Short exercise =>
Select each line where the word "Ketones" appears.

Data supplied =>
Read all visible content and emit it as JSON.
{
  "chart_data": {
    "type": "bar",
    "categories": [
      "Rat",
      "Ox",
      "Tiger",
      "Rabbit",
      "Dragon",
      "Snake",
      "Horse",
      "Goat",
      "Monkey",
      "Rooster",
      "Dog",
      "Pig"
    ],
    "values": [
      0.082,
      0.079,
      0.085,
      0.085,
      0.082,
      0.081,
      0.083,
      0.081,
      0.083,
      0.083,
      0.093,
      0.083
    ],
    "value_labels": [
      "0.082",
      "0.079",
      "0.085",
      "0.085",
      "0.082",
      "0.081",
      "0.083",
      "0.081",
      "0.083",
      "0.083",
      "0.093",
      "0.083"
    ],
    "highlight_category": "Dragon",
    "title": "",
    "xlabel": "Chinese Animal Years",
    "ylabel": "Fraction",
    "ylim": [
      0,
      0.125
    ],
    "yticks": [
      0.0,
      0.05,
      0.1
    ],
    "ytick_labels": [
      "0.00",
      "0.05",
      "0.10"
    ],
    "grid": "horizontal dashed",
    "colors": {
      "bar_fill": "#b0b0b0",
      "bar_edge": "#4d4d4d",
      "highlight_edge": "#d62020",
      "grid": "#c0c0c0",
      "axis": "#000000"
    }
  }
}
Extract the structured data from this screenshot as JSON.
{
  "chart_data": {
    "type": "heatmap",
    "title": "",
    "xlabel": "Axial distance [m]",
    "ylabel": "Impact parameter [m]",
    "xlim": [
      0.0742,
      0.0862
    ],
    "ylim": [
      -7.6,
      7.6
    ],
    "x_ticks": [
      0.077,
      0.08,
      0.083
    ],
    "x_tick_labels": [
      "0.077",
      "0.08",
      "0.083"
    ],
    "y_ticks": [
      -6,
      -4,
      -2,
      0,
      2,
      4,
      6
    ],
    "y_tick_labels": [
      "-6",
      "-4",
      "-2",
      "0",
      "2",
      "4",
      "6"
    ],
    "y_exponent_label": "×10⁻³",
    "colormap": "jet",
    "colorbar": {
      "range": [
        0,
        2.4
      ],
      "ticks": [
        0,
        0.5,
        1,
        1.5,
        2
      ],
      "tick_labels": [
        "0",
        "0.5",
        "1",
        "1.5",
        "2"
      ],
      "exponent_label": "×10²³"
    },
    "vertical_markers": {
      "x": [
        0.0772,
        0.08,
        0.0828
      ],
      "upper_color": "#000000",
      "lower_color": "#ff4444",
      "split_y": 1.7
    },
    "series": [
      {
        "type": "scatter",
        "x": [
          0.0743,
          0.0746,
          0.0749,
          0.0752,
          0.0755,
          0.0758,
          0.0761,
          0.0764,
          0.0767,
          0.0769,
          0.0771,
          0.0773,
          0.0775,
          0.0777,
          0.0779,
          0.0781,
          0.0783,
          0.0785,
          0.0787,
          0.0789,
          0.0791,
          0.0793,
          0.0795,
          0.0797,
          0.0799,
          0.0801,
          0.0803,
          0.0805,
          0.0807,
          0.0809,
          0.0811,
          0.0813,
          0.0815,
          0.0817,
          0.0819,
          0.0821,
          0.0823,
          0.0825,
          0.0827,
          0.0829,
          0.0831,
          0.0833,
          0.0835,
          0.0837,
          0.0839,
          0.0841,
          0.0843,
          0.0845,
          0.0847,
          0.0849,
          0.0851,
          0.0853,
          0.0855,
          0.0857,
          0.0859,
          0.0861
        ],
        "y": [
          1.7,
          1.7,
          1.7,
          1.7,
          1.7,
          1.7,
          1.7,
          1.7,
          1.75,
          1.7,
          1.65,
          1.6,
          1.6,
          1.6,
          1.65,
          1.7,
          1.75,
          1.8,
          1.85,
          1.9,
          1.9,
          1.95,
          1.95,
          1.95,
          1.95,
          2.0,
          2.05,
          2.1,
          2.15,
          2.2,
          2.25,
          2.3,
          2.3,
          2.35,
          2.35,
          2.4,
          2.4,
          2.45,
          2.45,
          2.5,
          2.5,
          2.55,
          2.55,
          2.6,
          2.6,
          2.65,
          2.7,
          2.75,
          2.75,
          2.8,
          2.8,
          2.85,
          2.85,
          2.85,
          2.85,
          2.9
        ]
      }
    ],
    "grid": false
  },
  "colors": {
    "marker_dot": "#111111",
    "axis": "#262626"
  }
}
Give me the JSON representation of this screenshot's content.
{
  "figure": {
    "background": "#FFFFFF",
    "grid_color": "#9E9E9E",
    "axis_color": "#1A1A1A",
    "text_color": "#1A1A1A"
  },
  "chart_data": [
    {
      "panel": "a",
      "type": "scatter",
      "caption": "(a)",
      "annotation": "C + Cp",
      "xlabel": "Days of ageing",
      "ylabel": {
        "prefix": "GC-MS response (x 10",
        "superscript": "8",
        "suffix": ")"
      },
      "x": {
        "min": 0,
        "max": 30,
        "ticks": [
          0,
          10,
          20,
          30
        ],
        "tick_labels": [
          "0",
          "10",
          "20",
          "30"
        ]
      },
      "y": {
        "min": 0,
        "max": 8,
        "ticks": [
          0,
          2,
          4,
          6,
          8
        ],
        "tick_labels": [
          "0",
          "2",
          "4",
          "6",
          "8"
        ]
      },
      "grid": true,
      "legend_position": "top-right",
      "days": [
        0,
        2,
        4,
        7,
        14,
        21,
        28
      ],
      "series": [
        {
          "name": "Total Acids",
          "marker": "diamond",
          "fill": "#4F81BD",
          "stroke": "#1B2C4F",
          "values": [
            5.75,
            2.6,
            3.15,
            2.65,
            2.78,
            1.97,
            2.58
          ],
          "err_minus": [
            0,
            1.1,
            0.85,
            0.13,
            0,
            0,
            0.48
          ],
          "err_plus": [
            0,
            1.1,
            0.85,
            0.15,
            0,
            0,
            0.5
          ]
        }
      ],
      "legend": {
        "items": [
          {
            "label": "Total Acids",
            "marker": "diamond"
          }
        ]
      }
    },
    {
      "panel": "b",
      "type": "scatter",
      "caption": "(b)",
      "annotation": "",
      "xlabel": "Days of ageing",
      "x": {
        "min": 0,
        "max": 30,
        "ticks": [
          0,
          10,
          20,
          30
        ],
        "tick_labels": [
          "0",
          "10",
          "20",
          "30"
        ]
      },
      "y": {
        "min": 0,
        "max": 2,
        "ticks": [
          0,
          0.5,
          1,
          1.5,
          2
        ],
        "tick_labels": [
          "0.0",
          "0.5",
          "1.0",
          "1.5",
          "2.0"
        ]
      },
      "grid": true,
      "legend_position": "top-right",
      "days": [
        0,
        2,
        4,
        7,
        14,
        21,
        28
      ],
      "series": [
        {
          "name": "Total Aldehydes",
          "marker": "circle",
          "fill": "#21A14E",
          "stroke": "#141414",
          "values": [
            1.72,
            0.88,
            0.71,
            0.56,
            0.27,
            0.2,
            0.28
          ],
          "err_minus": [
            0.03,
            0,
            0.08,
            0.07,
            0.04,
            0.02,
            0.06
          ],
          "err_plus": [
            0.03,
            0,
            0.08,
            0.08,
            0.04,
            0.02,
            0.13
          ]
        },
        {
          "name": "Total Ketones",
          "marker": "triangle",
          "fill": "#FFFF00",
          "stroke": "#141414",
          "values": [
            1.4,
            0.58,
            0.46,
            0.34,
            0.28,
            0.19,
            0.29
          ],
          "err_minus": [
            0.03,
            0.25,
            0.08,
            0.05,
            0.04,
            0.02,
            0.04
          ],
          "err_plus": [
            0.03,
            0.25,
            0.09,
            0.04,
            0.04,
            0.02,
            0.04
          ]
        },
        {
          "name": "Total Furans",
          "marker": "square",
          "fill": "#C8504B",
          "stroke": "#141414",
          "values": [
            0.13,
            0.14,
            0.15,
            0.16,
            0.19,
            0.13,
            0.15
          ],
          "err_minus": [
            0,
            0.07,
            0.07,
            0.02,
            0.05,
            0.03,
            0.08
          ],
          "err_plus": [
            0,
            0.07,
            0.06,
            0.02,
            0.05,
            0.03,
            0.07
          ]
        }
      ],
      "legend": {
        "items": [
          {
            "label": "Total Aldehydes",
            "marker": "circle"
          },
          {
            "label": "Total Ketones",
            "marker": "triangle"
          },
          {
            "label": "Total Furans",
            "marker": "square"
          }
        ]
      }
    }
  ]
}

Output for this task =>
          "name": "Total Ketones",
            "label": "Total Ketones",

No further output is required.